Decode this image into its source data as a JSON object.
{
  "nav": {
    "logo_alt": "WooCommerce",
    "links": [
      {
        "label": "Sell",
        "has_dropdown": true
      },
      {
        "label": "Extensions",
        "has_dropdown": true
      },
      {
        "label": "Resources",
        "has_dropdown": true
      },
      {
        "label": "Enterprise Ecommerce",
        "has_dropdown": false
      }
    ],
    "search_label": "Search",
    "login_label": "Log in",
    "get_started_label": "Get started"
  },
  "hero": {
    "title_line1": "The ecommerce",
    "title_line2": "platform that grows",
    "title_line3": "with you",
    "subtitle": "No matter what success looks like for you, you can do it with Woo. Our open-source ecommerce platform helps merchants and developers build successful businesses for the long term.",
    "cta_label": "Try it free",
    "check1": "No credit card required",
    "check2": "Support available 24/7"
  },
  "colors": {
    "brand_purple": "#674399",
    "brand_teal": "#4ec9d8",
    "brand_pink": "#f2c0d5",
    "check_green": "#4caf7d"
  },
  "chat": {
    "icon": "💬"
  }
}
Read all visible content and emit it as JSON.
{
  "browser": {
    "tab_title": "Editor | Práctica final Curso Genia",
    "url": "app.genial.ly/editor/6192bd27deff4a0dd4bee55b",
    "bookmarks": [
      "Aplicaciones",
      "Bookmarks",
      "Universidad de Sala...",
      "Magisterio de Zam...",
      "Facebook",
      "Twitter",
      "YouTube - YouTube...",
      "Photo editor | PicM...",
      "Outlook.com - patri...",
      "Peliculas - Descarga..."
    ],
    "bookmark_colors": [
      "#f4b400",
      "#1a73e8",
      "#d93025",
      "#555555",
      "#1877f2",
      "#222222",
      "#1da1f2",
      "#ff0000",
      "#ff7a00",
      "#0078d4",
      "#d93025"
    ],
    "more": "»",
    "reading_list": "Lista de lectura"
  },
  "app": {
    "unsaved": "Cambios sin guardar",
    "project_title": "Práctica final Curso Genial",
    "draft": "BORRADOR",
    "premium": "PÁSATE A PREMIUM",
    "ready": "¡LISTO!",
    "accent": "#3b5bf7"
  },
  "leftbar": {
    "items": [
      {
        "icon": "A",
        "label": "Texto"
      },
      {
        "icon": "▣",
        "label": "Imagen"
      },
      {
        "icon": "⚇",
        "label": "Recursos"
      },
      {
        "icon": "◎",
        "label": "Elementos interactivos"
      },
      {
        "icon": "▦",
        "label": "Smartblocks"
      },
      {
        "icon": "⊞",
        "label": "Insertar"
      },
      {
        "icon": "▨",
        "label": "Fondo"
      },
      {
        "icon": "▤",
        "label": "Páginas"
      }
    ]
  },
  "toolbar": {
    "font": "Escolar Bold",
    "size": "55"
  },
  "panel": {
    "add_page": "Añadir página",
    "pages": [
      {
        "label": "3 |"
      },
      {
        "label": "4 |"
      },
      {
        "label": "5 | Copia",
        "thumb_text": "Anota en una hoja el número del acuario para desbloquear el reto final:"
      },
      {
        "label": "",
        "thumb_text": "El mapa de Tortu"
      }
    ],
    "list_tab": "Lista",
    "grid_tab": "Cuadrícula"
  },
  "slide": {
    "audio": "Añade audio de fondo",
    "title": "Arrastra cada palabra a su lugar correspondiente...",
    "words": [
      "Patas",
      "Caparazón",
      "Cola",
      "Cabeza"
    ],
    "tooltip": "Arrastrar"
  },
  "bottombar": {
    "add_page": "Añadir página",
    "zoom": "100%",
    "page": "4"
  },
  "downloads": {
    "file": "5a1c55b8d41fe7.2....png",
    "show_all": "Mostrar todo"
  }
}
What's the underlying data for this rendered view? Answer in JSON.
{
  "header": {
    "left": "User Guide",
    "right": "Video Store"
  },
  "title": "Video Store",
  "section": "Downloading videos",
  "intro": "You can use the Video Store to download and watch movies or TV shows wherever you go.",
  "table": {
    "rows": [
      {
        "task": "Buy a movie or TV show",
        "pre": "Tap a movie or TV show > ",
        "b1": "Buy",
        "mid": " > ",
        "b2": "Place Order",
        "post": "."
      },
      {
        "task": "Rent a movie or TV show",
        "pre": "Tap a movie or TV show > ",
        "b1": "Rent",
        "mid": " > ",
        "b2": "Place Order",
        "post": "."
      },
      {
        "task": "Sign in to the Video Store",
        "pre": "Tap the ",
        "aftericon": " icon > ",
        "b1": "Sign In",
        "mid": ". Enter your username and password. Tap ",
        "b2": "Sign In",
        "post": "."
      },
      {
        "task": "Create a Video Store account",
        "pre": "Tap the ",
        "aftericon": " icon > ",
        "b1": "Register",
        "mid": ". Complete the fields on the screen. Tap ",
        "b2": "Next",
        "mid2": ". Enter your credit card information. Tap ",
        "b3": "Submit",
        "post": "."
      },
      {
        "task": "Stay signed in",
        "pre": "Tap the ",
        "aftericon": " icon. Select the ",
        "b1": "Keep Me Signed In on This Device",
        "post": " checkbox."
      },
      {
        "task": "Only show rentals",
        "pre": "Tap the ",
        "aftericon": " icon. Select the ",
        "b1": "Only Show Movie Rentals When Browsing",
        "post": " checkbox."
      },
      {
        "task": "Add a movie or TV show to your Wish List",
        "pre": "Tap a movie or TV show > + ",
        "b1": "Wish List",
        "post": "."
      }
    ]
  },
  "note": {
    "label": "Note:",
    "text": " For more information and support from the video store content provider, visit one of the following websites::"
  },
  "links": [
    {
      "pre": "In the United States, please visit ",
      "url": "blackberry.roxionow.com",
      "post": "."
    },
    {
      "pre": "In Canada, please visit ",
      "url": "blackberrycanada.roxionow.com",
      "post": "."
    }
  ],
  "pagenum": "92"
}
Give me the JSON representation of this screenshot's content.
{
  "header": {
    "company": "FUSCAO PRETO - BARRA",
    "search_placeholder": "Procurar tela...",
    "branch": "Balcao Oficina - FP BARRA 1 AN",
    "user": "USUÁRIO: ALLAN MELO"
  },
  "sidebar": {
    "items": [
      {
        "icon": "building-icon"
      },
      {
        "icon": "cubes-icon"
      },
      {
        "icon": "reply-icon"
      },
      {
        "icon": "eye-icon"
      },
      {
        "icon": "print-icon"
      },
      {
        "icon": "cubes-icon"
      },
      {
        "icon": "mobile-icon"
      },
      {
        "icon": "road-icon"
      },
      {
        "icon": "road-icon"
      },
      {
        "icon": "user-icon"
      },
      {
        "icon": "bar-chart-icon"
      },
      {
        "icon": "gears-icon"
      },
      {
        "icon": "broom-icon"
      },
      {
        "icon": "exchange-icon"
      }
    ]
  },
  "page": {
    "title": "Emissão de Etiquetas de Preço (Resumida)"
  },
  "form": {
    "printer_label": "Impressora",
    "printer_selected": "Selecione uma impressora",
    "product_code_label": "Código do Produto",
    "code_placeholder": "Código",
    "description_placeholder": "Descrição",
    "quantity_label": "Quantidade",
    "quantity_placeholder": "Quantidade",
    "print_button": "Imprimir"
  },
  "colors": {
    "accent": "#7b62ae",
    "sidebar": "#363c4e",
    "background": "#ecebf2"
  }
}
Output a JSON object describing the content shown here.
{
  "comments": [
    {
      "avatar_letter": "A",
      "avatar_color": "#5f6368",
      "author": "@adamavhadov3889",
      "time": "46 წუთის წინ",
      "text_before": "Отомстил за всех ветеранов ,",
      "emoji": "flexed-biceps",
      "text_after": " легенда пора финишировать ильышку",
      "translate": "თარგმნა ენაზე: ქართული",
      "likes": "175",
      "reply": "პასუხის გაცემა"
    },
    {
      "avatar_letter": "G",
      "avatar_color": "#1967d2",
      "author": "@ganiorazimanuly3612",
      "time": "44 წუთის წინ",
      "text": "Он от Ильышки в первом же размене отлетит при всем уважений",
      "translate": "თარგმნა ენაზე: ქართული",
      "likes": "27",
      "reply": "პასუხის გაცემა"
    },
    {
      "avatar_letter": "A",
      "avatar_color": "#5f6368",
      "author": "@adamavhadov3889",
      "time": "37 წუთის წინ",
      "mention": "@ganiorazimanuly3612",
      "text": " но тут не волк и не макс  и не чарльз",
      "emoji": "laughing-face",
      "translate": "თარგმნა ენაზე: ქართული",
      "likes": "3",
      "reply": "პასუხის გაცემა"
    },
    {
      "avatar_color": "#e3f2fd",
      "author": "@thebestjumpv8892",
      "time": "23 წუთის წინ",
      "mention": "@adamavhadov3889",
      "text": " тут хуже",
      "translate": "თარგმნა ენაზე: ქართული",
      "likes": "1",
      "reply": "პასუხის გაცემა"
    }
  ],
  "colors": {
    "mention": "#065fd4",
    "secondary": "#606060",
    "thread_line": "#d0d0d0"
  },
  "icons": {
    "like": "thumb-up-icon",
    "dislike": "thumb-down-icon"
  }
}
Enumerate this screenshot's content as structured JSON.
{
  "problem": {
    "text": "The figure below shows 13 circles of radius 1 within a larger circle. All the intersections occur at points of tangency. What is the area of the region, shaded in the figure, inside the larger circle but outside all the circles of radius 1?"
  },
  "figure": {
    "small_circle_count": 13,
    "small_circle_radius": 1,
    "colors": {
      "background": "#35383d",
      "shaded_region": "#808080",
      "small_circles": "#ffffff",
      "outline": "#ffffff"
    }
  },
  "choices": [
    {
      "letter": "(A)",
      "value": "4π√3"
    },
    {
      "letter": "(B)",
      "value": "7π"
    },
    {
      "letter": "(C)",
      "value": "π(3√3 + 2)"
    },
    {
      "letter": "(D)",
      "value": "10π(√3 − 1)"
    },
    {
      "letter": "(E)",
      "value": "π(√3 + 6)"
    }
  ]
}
--------------------------------------------------
### BRIEF
Identify each line in the records above that contains the word "ffffff", and copy it out in full.

### TASK ANSWER
      "small_circles": "#ffffff",
      "outline": "#ffffff"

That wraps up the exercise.